[To do]:
Spot each line in the records below where the word "author" occurs, then copy it.

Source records
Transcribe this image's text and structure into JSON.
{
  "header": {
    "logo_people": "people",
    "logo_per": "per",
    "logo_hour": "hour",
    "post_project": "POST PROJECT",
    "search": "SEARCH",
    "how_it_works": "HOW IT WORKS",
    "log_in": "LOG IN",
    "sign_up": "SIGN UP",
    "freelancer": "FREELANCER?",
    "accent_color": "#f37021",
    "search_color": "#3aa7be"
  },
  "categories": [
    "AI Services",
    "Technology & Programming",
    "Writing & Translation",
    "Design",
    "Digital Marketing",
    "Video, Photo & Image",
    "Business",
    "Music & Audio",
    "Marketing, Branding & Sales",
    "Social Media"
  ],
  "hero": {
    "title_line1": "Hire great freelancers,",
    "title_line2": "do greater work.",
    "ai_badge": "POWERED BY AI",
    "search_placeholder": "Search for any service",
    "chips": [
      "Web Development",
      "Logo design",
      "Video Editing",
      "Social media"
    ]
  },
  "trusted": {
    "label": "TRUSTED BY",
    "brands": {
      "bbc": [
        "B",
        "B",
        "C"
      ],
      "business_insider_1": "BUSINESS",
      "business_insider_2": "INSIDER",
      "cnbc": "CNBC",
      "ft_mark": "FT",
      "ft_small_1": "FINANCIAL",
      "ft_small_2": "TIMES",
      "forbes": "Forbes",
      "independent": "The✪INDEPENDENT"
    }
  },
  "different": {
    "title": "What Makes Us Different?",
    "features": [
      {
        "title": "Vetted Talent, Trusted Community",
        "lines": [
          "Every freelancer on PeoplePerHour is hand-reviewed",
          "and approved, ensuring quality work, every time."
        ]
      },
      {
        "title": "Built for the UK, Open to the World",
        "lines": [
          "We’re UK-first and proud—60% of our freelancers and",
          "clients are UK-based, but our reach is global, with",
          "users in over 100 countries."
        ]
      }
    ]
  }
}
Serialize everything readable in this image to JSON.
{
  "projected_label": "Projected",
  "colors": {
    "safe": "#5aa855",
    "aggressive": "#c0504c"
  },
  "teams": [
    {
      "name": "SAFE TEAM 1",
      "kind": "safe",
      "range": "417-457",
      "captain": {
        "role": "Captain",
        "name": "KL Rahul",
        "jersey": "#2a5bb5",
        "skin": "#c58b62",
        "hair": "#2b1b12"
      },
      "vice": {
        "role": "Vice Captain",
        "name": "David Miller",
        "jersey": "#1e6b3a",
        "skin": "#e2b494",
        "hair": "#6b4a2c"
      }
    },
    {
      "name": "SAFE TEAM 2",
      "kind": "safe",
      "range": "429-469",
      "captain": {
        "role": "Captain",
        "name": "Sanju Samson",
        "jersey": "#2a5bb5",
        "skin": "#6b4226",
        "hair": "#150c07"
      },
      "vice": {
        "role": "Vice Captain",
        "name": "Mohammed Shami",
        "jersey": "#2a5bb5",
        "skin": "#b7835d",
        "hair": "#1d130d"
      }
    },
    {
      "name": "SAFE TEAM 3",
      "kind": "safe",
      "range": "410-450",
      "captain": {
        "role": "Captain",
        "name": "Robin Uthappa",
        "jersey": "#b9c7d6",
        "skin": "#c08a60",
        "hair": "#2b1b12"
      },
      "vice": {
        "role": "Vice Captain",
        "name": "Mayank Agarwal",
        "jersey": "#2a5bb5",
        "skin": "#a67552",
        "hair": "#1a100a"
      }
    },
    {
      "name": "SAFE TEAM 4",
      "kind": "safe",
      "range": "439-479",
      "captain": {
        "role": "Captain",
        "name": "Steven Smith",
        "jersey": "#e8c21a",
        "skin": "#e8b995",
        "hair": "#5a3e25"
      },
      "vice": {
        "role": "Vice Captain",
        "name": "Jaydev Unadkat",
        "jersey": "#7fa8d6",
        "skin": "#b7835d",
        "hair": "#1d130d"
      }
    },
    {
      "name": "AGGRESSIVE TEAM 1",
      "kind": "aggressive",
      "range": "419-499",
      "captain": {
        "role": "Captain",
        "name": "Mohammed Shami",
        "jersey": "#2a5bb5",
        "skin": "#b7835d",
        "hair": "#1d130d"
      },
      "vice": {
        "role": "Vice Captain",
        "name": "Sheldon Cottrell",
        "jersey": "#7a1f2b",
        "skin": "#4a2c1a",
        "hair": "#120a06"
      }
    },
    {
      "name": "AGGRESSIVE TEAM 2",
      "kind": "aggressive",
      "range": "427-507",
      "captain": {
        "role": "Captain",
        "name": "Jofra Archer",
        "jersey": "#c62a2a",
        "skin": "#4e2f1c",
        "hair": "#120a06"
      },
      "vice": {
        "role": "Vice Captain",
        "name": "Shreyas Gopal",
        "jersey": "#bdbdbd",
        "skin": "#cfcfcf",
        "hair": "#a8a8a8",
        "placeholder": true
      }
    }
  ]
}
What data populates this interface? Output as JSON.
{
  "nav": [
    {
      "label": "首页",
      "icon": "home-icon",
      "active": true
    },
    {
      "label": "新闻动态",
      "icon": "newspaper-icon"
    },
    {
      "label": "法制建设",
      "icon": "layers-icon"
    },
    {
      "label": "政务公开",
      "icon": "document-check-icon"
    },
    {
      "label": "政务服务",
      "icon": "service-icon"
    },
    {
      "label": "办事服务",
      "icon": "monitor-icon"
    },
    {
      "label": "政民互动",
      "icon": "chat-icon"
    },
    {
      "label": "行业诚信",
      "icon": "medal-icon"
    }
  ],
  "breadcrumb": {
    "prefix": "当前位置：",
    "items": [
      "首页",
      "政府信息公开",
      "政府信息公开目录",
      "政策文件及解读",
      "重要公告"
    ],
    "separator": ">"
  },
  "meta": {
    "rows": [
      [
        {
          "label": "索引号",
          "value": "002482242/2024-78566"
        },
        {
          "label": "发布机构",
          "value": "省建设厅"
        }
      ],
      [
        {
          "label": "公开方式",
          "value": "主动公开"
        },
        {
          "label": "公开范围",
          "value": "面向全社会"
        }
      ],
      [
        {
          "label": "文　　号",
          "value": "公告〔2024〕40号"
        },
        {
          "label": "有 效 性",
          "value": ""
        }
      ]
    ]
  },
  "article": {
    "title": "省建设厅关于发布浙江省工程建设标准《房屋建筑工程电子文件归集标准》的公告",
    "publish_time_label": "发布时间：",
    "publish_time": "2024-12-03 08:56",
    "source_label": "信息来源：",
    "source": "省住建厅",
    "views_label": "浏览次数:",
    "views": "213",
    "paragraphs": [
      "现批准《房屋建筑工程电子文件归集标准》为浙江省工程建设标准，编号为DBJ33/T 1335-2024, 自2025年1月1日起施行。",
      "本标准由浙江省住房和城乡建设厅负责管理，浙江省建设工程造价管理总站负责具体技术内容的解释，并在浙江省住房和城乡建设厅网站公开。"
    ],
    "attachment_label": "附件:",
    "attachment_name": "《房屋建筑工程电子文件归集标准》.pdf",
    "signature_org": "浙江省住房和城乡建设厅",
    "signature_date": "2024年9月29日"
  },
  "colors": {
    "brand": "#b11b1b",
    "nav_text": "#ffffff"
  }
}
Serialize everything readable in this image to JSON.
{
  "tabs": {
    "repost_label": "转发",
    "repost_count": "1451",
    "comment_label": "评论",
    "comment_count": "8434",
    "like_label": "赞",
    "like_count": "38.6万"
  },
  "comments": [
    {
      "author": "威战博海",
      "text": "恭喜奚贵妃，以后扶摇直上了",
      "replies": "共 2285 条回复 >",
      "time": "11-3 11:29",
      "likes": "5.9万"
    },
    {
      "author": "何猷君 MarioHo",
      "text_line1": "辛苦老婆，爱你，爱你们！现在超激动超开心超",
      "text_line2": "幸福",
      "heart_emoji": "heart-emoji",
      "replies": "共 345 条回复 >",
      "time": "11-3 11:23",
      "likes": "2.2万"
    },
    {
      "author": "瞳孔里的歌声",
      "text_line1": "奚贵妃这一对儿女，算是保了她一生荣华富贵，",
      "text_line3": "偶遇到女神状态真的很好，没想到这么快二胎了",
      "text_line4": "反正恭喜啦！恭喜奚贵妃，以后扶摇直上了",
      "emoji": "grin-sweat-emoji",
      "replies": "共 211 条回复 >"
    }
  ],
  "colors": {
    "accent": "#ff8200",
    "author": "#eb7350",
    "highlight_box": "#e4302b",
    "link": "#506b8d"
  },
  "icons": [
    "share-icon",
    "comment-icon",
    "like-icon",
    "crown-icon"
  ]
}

[Correct answer]:
      "author": "威战博海",
      "author": "何猷君 MarioHo",
      "author": "瞳孔里的歌声",
    "author": "#eb7350",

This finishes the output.